RECORD LIST:
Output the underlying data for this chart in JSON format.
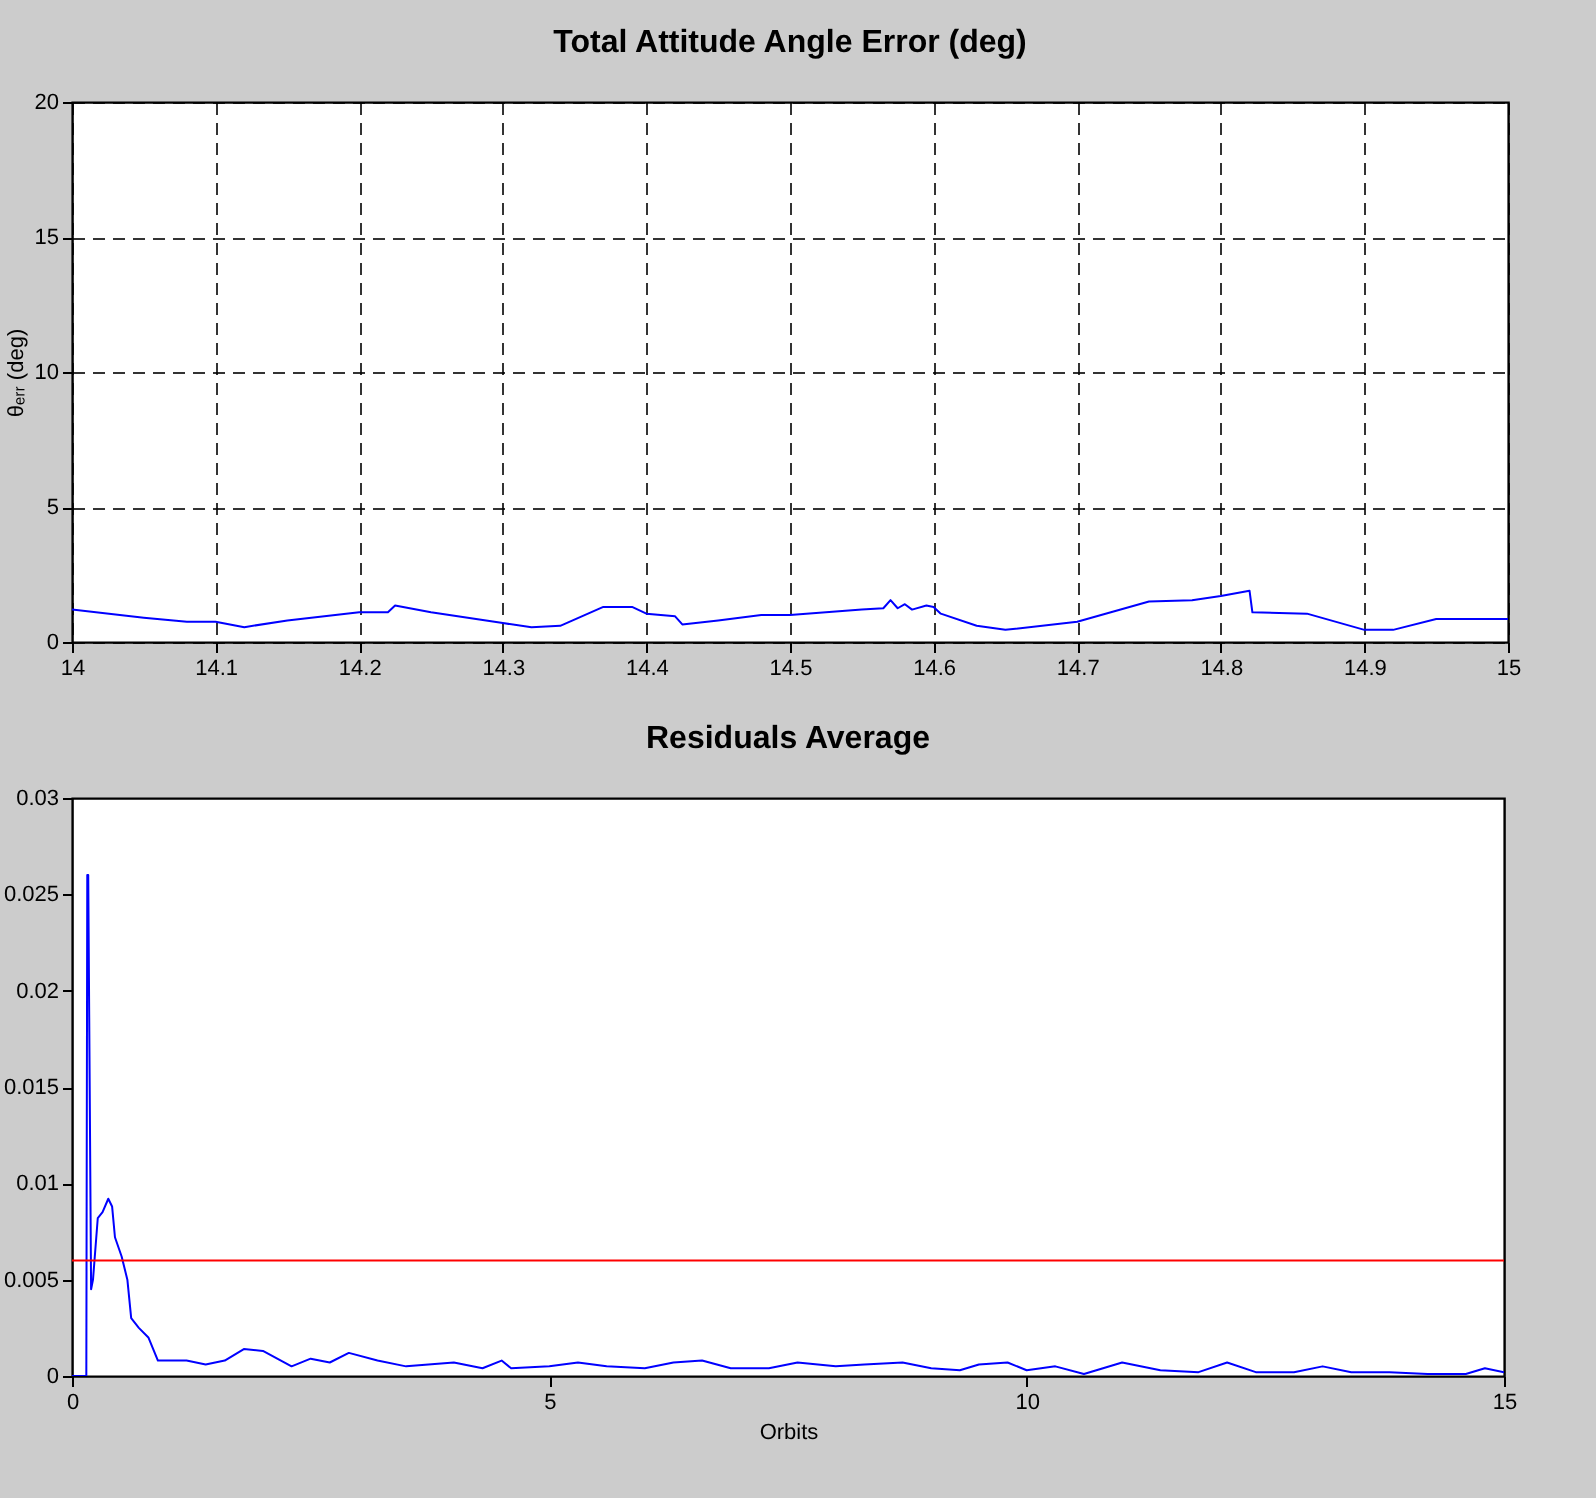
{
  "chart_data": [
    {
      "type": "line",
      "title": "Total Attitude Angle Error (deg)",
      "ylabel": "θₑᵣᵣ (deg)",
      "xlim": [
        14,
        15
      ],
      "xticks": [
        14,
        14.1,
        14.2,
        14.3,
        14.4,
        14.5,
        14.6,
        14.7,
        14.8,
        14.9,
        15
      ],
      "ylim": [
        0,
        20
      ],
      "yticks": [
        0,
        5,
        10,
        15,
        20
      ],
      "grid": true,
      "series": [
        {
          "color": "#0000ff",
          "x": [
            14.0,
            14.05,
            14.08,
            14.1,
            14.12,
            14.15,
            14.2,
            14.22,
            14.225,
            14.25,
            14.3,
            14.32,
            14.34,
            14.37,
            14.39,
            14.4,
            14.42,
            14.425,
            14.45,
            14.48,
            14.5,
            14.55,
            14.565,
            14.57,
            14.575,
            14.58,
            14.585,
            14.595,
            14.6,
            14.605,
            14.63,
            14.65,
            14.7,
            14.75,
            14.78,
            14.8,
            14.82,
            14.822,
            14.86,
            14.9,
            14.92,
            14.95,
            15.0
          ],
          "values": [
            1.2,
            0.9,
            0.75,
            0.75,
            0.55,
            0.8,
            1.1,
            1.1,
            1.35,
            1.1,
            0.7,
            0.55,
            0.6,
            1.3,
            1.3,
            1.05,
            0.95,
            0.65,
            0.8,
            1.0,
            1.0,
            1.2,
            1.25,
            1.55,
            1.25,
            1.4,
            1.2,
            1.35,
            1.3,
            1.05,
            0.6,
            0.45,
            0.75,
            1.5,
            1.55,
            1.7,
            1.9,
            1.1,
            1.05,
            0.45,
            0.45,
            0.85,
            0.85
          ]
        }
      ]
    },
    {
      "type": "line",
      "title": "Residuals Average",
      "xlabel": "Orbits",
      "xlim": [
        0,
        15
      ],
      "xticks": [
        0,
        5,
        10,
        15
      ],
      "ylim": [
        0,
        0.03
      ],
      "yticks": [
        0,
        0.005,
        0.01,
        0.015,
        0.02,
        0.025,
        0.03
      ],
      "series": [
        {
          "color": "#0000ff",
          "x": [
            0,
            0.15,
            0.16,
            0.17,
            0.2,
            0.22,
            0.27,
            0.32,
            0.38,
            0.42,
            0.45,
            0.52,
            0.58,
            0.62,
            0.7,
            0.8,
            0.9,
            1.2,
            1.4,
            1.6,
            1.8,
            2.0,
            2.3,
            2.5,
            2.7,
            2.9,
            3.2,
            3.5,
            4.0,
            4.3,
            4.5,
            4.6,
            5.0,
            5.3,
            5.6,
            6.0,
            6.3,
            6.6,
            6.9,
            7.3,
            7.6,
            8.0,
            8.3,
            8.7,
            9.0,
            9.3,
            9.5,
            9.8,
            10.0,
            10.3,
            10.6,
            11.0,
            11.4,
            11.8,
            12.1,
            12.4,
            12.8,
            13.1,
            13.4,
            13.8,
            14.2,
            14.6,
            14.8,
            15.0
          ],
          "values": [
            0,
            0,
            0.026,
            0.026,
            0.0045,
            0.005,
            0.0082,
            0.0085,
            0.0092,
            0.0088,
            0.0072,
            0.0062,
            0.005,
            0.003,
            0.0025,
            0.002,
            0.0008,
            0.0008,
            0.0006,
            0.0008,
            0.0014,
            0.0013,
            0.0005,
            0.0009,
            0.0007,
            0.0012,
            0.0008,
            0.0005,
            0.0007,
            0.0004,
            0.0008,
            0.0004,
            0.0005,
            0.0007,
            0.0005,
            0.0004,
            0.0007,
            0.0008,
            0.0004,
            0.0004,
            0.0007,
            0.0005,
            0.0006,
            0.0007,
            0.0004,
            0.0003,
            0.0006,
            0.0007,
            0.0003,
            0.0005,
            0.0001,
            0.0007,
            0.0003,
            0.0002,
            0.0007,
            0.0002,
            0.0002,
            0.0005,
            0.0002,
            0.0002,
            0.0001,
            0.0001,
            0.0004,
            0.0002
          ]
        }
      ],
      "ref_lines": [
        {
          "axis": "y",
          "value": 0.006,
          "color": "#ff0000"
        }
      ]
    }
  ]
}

...

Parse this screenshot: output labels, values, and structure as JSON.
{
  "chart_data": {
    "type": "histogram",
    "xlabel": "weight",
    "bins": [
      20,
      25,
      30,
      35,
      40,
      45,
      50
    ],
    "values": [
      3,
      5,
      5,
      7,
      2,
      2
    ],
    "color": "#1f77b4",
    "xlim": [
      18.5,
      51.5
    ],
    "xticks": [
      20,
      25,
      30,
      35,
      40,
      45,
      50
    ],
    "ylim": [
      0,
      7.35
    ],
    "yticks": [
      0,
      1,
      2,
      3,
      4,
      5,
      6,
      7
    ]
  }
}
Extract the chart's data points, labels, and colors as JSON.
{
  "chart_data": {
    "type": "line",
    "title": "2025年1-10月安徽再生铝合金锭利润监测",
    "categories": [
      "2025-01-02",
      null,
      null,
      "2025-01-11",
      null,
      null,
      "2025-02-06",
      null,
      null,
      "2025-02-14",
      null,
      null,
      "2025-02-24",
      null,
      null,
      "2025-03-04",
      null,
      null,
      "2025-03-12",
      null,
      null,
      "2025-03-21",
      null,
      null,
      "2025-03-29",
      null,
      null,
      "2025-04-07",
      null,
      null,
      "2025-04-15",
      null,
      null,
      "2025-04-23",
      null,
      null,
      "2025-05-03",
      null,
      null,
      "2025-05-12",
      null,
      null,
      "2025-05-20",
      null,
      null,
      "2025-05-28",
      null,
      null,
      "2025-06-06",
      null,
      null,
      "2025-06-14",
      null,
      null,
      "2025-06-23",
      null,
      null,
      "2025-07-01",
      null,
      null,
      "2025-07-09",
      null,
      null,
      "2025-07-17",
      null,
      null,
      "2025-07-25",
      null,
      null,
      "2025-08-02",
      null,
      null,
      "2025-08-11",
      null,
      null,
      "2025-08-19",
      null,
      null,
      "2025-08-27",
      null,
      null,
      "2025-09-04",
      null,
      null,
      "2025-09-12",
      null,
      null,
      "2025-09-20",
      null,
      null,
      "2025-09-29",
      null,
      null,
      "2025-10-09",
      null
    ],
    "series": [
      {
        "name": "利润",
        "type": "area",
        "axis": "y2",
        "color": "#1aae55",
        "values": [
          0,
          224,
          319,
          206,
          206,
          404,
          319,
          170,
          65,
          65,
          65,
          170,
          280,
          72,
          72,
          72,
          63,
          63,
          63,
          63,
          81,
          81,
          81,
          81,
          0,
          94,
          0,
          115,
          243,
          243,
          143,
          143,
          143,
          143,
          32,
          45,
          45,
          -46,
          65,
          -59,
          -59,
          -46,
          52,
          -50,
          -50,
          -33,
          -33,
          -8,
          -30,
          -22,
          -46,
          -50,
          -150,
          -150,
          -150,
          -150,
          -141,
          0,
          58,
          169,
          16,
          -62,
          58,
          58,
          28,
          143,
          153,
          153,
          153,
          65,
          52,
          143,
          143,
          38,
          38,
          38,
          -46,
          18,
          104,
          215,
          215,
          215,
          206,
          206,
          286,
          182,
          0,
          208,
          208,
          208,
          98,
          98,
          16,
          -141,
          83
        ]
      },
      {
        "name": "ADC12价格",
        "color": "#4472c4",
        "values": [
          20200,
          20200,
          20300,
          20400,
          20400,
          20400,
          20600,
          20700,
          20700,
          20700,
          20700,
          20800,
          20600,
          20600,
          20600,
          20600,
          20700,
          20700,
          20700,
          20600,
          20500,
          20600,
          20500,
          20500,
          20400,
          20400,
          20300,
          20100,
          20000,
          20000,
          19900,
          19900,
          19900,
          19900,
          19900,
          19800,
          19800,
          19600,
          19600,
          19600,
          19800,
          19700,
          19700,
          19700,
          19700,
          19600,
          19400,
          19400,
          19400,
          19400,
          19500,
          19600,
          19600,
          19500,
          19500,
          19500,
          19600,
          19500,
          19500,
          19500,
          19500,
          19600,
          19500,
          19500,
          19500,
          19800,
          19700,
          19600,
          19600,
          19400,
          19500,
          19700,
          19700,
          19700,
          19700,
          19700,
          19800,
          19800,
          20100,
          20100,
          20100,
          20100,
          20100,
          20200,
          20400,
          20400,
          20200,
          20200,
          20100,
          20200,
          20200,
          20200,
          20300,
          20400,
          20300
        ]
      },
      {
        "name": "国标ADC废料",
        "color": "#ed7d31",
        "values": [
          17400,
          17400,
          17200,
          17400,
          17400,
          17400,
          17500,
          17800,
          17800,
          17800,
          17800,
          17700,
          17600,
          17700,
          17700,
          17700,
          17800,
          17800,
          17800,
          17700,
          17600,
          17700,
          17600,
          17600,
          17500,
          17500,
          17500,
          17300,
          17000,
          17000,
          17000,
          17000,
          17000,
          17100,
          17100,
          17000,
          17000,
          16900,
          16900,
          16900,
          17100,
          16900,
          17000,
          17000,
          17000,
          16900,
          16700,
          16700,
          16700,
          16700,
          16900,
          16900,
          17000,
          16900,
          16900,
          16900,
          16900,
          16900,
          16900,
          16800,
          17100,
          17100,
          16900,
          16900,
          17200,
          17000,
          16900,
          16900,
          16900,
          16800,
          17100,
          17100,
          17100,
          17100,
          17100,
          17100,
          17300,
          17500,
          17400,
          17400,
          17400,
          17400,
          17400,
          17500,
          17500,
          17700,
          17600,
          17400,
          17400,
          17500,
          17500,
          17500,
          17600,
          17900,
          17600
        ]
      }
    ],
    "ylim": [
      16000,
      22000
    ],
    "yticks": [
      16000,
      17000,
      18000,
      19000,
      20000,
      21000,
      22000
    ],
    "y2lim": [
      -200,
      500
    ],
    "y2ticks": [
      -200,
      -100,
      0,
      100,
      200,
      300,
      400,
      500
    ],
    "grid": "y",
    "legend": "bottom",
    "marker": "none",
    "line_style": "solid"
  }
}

WHAT TO DO:
Locate each line containing the string "labels" and show it.

THE REPLY:
Parse this screenshot: output labels, values, and structure as JSON.
Extract the chart's data points, labels, and colors as JSON.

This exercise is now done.